Rewrite the lines as a JSON list of strings, one string per line, beginning at the line that contains "chevron-right-icon[interactable]: › <box>0 270" and stopping after the line that contains "refresh-icon[interactable]: ↻ <box>637".

** start Data for the task **

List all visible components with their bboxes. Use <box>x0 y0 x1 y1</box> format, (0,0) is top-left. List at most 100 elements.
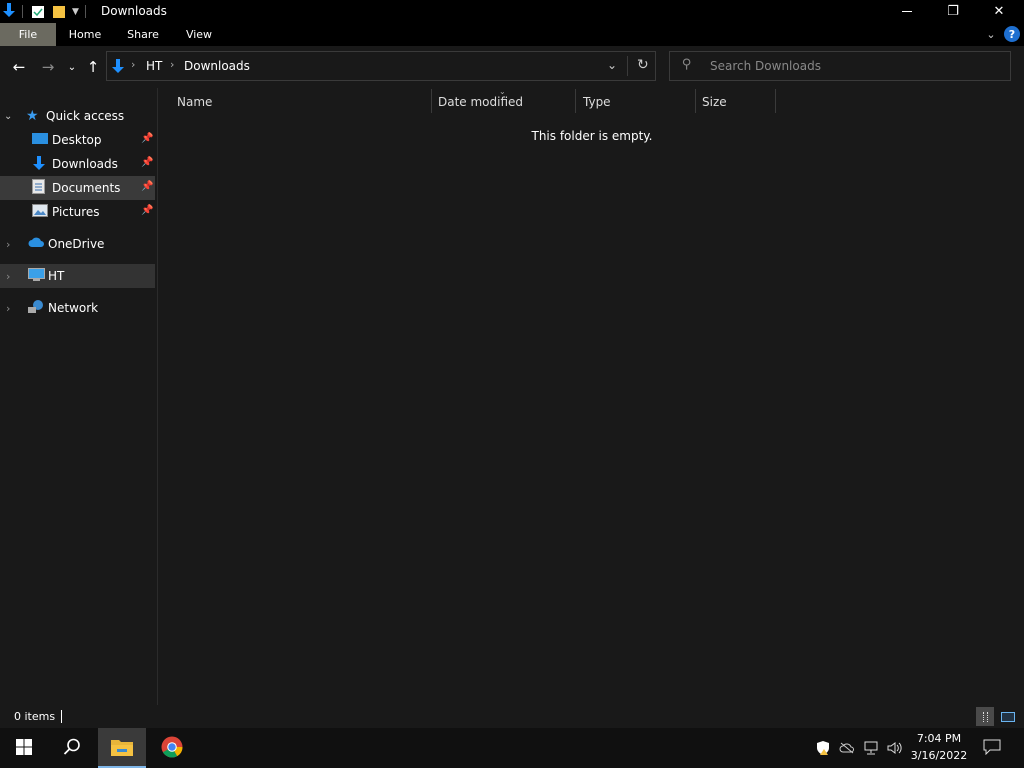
chevron-right-icon[interactable]: › <box>0 270 28 283</box>
sidebar-item-documents[interactable]: Documents 📌 <box>0 176 155 200</box>
up-button[interactable]: ↑ <box>83 57 103 77</box>
clock-time: 7:04 PM <box>916 732 962 745</box>
refresh-icon[interactable]: ↻ <box>637 57 649 73</box>
help-icon[interactable]: ? <box>1004 26 1020 42</box>
customize-toolbar-chevron-icon[interactable]: ▼ <box>72 7 79 17</box>
column-header-type[interactable]: Type <box>583 89 691 115</box>
tab-file[interactable]: File <box>0 23 56 46</box>
clock-date: 3/16/2022 <box>910 749 968 762</box>
security-alert-icon[interactable] <box>814 738 832 758</box>
search-icon <box>63 738 81 759</box>
computer-icon <box>28 267 48 285</box>
document-icon <box>32 179 52 197</box>
sidebar-item-pictures[interactable]: Pictures 📌 <box>0 200 155 224</box>
pin-icon: 📌 <box>141 205 154 216</box>
expanded-chevron-icon[interactable]: ⌄ <box>0 111 26 122</box>
minimize-button[interactable] <box>884 0 930 23</box>
address-bar[interactable]: › HT › Downloads ⌄ ↻ <box>106 51 656 81</box>
breadcrumb-ht[interactable]: HT <box>146 59 162 73</box>
downloads-arrow-icon <box>111 58 125 77</box>
chevron-right-icon[interactable]: › <box>0 302 28 315</box>
search-icon: ⚲ <box>682 57 692 72</box>
sidebar-item-quick-access[interactable]: ⌄ ★ Quick access <box>0 104 155 128</box>
empty-folder-message: This folder is empty. <box>531 129 653 143</box>
sidebar-item-label: Quick access <box>46 109 125 123</box>
downloads-arrow-icon <box>32 155 52 174</box>
minimize-icon <box>902 11 912 12</box>
forward-arrow-icon: → <box>41 58 55 76</box>
sidebar-item-onedrive[interactable]: › OneDrive <box>0 232 155 256</box>
sidebar-item-label: Network <box>48 301 99 315</box>
taskbar-search-button[interactable] <box>50 728 94 768</box>
cloud-icon <box>28 237 48 251</box>
column-divider[interactable] <box>775 89 776 113</box>
tab-home[interactable]: Home <box>60 23 110 46</box>
large-icons-view-icon <box>1001 712 1015 722</box>
new-folder-icon[interactable] <box>52 5 66 19</box>
notification-icon <box>983 739 1001 758</box>
network-icon <box>28 299 48 317</box>
pictures-icon <box>32 204 52 220</box>
recent-locations-button[interactable]: ⌄ <box>62 57 82 77</box>
item-count: 0 items <box>14 710 56 723</box>
chrome-icon <box>161 736 183 761</box>
column-divider[interactable] <box>431 89 432 113</box>
sidebar-item-label: HT <box>48 269 65 283</box>
sidebar-item-desktop[interactable]: Desktop 📌 <box>0 128 155 152</box>
forward-button[interactable]: → <box>38 57 58 77</box>
breadcrumb-separator-icon: › <box>131 58 136 71</box>
quick-access-toolbar: ▼ <box>2 3 86 20</box>
back-button[interactable]: ← <box>9 57 29 77</box>
column-divider[interactable] <box>575 89 576 113</box>
pin-icon: 📌 <box>141 157 154 168</box>
title-bar: ▼ Downloads ❐ ✕ <box>0 0 1024 23</box>
restore-button[interactable]: ❐ <box>930 0 976 23</box>
column-header-name[interactable]: Name <box>177 89 427 115</box>
taskbar-chrome-button[interactable] <box>148 728 196 768</box>
window-title: Downloads <box>101 4 167 18</box>
pin-icon: 📌 <box>141 133 154 144</box>
status-bar: 0 items <box>0 705 1024 728</box>
taskbar-file-explorer-button[interactable] <box>98 728 146 768</box>
tab-view[interactable]: View <box>176 23 222 46</box>
tab-share[interactable]: Share <box>118 23 168 46</box>
navigation-bar: ← → ⌄ ↑ › HT › Downloads ⌄ ↻ ⚲ Search Do… <box>0 46 1024 88</box>
chevron-right-icon[interactable]: › <box>0 238 28 251</box>
breadcrumb-downloads[interactable]: Downloads <box>184 59 250 73</box>
back-arrow-icon: ← <box>12 58 26 76</box>
details-view-button[interactable] <box>976 707 994 726</box>
clock[interactable]: 7:04 PM 3/16/2022 <box>906 730 972 766</box>
restore-icon: ❐ <box>947 4 959 19</box>
close-button[interactable]: ✕ <box>976 0 1022 23</box>
sidebar-item-label: Documents <box>52 181 121 195</box>
onedrive-offline-icon[interactable] <box>838 738 856 758</box>
column-divider[interactable] <box>695 89 696 113</box>
sidebar-item-this-pc[interactable]: › HT <box>0 264 155 288</box>
pin-icon: 📌 <box>141 181 154 192</box>
search-box[interactable]: ⚲ Search Downloads <box>669 51 1011 81</box>
search-input[interactable]: Search Downloads <box>710 59 821 73</box>
sidebar-item-label: Pictures <box>52 205 100 219</box>
breadcrumb-separator-icon: › <box>170 58 175 71</box>
file-explorer-icon <box>110 737 134 760</box>
properties-icon[interactable] <box>31 5 45 19</box>
ribbon-tab-bar: File Home Share View ⌄ ? <box>0 23 1024 46</box>
up-arrow-icon: ↑ <box>86 58 100 76</box>
file-list-area[interactable]: This folder is empty. <box>158 115 1024 705</box>
sort-indicator-icon: ⌄ <box>499 87 506 96</box>
navigation-pane: ⌄ ★ Quick access Desktop 📌 Downloads 📌 D… <box>0 88 157 705</box>
large-icons-view-button[interactable] <box>999 709 1017 725</box>
sidebar-item-downloads[interactable]: Downloads 📌 <box>0 152 155 176</box>
column-header-size[interactable]: Size <box>702 89 772 115</box>
desktop-icon <box>32 132 52 149</box>
start-button[interactable] <box>0 728 48 768</box>
action-center-button[interactable] <box>980 736 1004 760</box>
taskbar: 7:04 PM 3/16/2022 <box>0 728 1024 768</box>
volume-icon[interactable] <box>886 738 904 758</box>
expand-ribbon-chevron-icon[interactable]: ⌄ <box>984 27 998 41</box>
address-history-chevron-icon[interactable]: ⌄ <box>607 58 617 72</box>
sidebar-item-network[interactable]: › Network <box>0 296 155 320</box>
details-view-icon <box>982 711 988 722</box>
network-status-icon[interactable] <box>862 738 880 758</box>
sidebar-item-label: Desktop <box>52 133 102 147</box>
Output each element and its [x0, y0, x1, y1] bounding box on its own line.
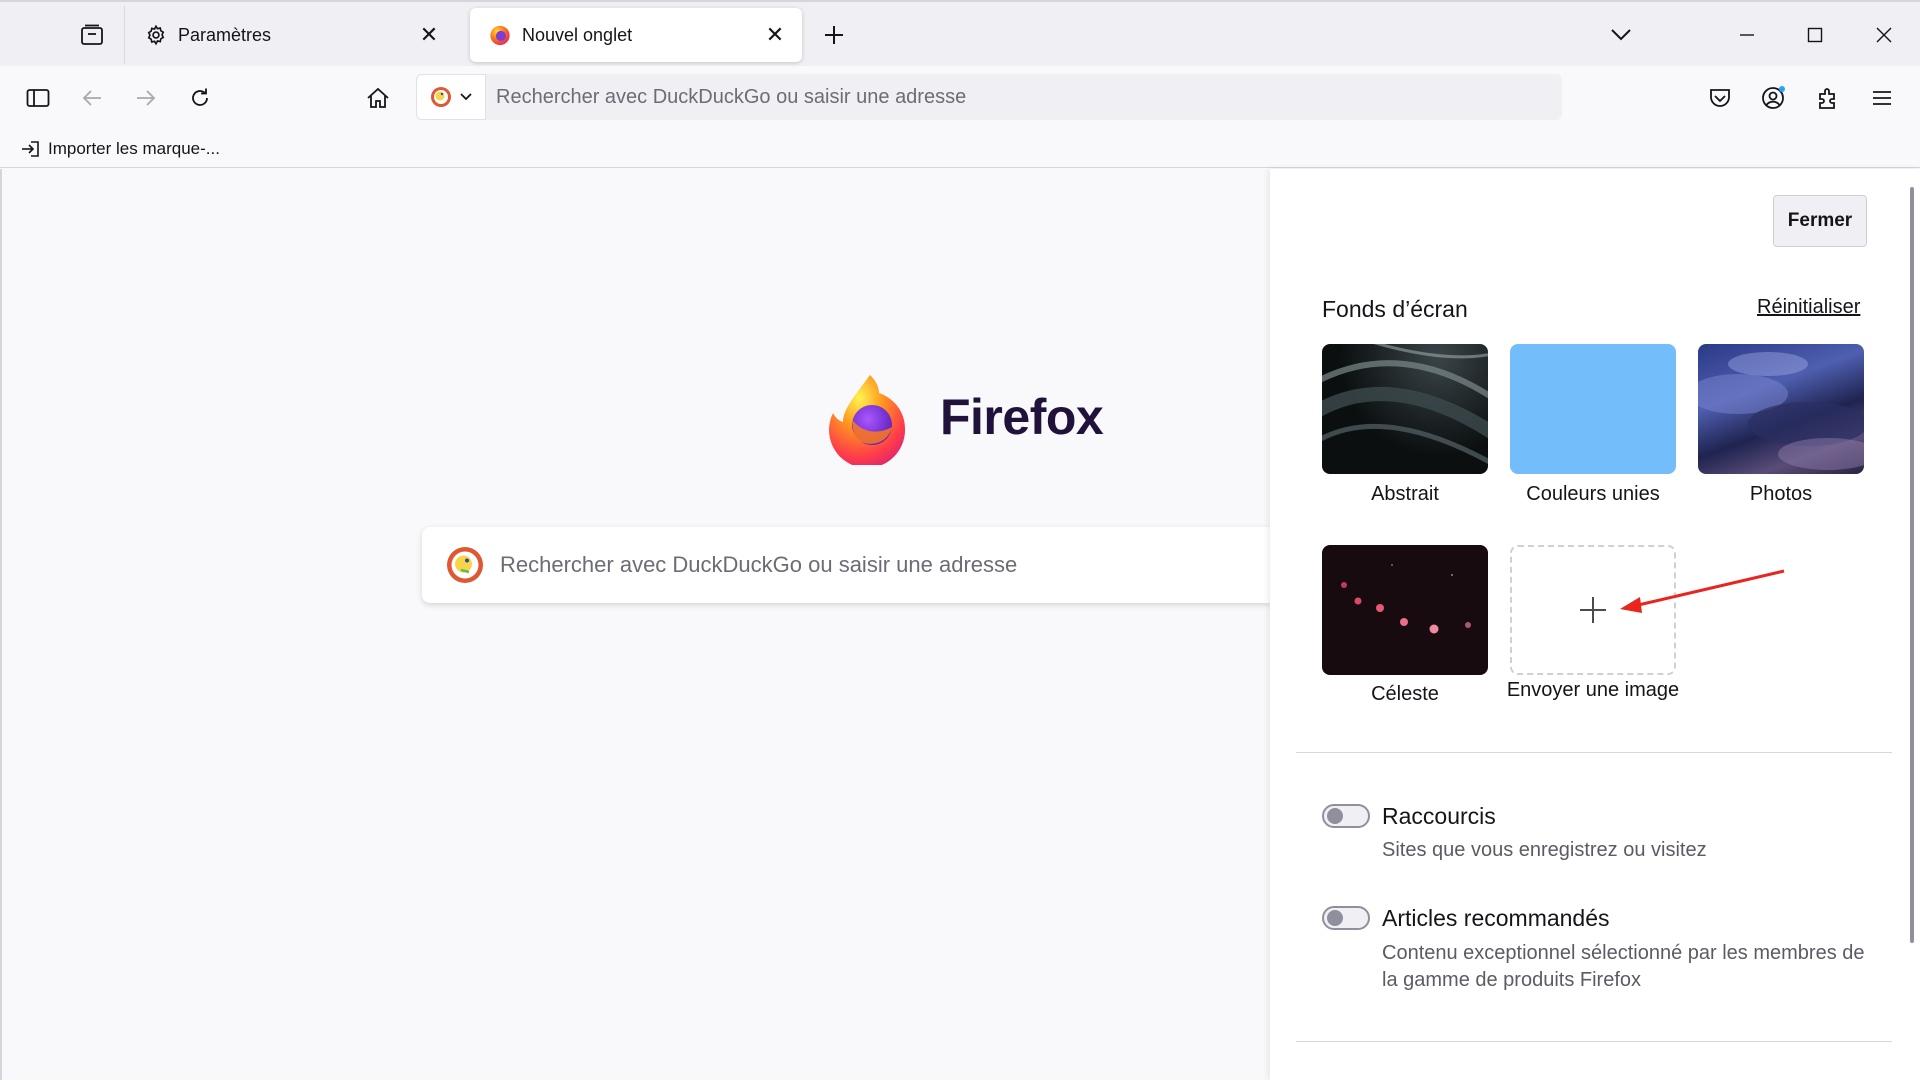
wallpaper-celestial[interactable]: [1322, 545, 1488, 675]
pocket-button[interactable]: [1700, 78, 1740, 118]
import-bookmarks-label: Importer les marque-...: [48, 139, 220, 158]
import-icon: [22, 141, 39, 157]
back-button[interactable]: [72, 78, 112, 118]
shortcuts-description: Sites que vous enregistrez ou visitez: [1382, 839, 1707, 861]
wallpaper-label: Céleste: [1371, 683, 1439, 705]
firefox-view-button[interactable]: [70, 16, 114, 54]
bookmarks-toolbar: Importer les marque-...: [0, 130, 1920, 168]
panel-scrollbar[interactable]: [1910, 187, 1914, 943]
abstract-wallpaper-art: [1322, 344, 1488, 465]
address-bar: [416, 74, 1562, 120]
wallpaper-label: Couleurs unies: [1526, 483, 1660, 505]
reload-button[interactable]: [180, 78, 220, 118]
extensions-button[interactable]: [1808, 78, 1848, 118]
arrow-left-icon: [82, 90, 101, 106]
duckduckgo-icon: [431, 87, 451, 107]
toggle-knob: [1327, 910, 1343, 926]
tab-title: Paramètres: [178, 24, 272, 45]
account-button[interactable]: [1754, 78, 1794, 118]
import-bookmarks-button[interactable]: Importer les marque-...: [20, 136, 220, 162]
close-panel-button[interactable]: Fermer: [1773, 195, 1867, 247]
close-icon: [1876, 27, 1892, 43]
minimize-button[interactable]: [1724, 12, 1770, 58]
chevron-down-icon: [460, 93, 472, 101]
firefox-wordmark: Firefox: [940, 389, 1104, 445]
puzzle-icon: [1819, 88, 1835, 109]
wallpaper-solid-colors[interactable]: [1510, 344, 1676, 474]
close-window-button[interactable]: [1861, 12, 1907, 58]
upload-wallpaper-button[interactable]: [1510, 545, 1676, 675]
wallpaper-label: Abstrait: [1371, 483, 1439, 505]
new-tab-button[interactable]: [814, 16, 854, 54]
wallpaper-abstract[interactable]: [1322, 344, 1488, 474]
wallpaper-label: Photos: [1749, 483, 1813, 505]
plus-icon: [1580, 597, 1606, 623]
customize-panel: Fermer Fonds d’écran Réinitialiser Abstr…: [1270, 169, 1920, 1080]
recommended-articles-description: Contenu exceptionnel sélectionné par les…: [1382, 942, 1865, 991]
url-input[interactable]: [486, 74, 1562, 120]
sidebar-toggle-button[interactable]: [18, 78, 58, 118]
recommended-articles-toggle[interactable]: [1322, 906, 1370, 930]
hamburger-icon: [1873, 91, 1891, 105]
pocket-icon: [1710, 89, 1730, 107]
tab-title: Nouvel onglet: [522, 24, 633, 45]
forward-button[interactable]: [126, 78, 166, 118]
shortcuts-title: Raccourcis: [1382, 803, 1496, 829]
arrow-right-icon: [137, 90, 156, 106]
minimize-icon: [1740, 34, 1754, 36]
wallpaper-label: Envoyer une image: [1506, 679, 1680, 701]
wallpapers-heading: Fonds d’écran: [1322, 296, 1468, 322]
tab-separator: [124, 6, 125, 64]
maximize-button[interactable]: [1792, 12, 1838, 58]
firefox-logo-icon: [488, 23, 512, 47]
chevron-down-icon: [1611, 29, 1631, 41]
main-search-box[interactable]: [422, 527, 1272, 603]
new-tab-page: Firefox: [0, 169, 1272, 1080]
wallpaper-photos[interactable]: [1698, 344, 1864, 474]
home-icon: [367, 87, 389, 108]
firefox-brand: Firefox: [822, 369, 1104, 465]
firefox-view-icon: [81, 24, 103, 45]
firefox-logo-icon: [829, 375, 906, 465]
maximize-icon: [1807, 27, 1823, 43]
tab-settings[interactable]: Paramètres ✕: [126, 8, 456, 62]
reload-icon: [192, 88, 208, 106]
tab-strip: Paramètres ✕ Nouvel onglet ✕: [0, 0, 1920, 66]
recommended-articles-title: Articles recommandés: [1382, 905, 1610, 931]
main-search-input[interactable]: [484, 552, 1272, 578]
shortcuts-toggle[interactable]: [1322, 804, 1370, 828]
toggle-knob: [1327, 808, 1343, 824]
plus-icon: [825, 26, 843, 44]
section-divider: [1296, 1041, 1892, 1042]
close-tab-icon[interactable]: ✕: [416, 22, 442, 48]
list-all-tabs-button[interactable]: [1598, 12, 1644, 58]
duckduckgo-icon: [447, 547, 483, 583]
navigation-toolbar: [0, 66, 1920, 130]
sidebar-icon: [26, 89, 50, 107]
search-engine-selector[interactable]: [416, 74, 486, 120]
home-button[interactable]: [358, 78, 398, 118]
section-divider: [1296, 752, 1892, 753]
account-icon: [1762, 86, 1785, 109]
moon-phases-art: [1341, 564, 1471, 634]
tab-new-tab[interactable]: Nouvel onglet ✕: [470, 8, 802, 62]
menu-button[interactable]: [1862, 78, 1902, 118]
storm-clouds-art: [1698, 352, 1864, 470]
gear-icon: [144, 23, 168, 47]
close-tab-icon[interactable]: ✕: [762, 22, 788, 48]
reset-wallpaper-link[interactable]: Réinitialiser: [1757, 296, 1860, 319]
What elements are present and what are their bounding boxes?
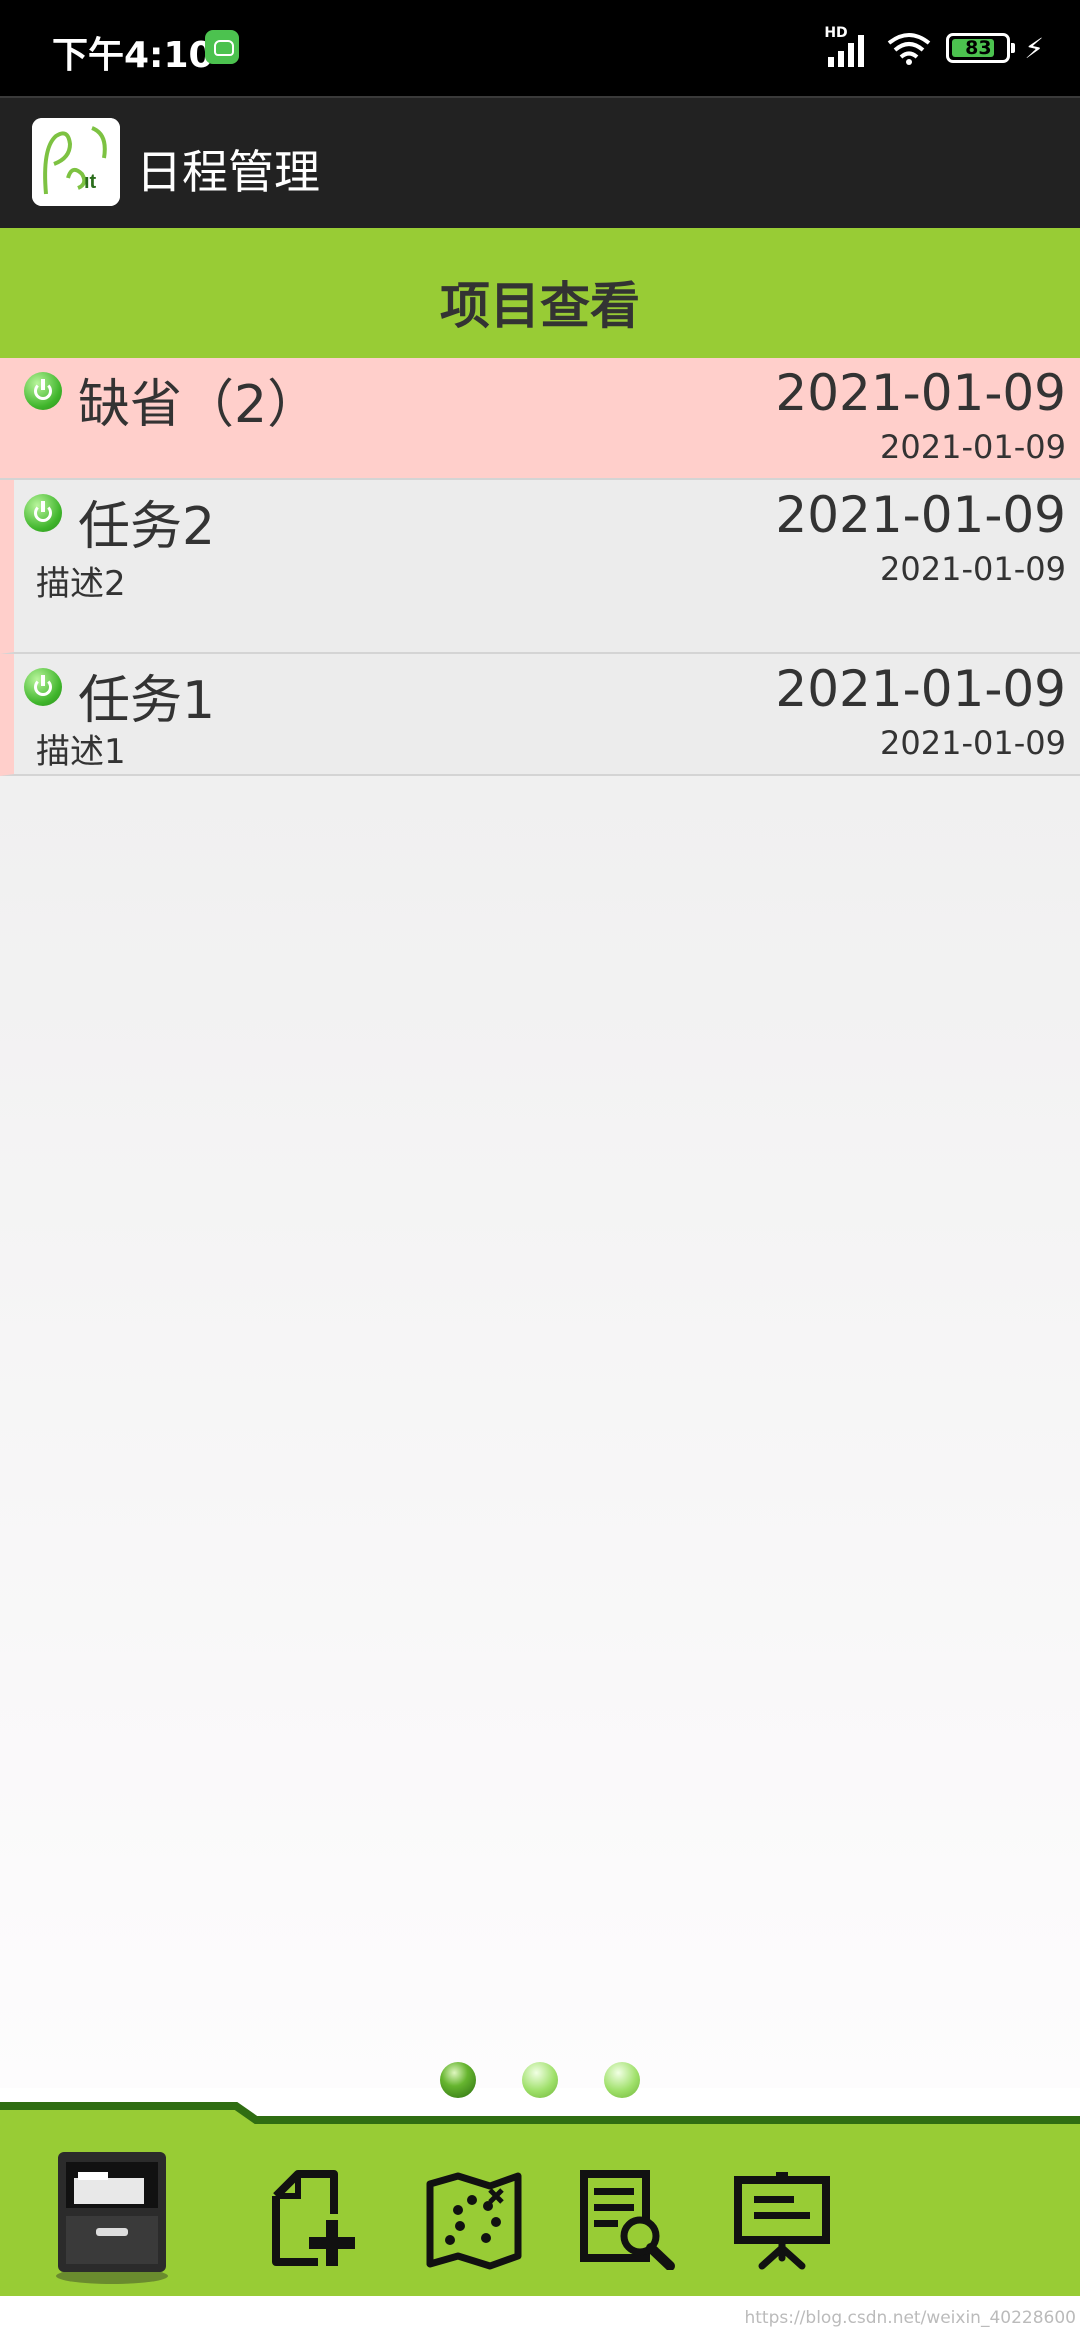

** end Data for the task **

** Exercise answer **
[
  "chevron-right-icon[interactable]: › <box>0 270 28 283</box>",
  "sidebar-item-documents[interactable]: Documents 📌 <box>0 176 155 200</box>",
  "up-button[interactable]: ↑ <box>83 57 103 77</box>",
  "clock-time: 7:04 PM <box>916 732 962 745</box>",
  "refresh-icon[interactable]: ↻ <box>637 57 649 73</box>"
]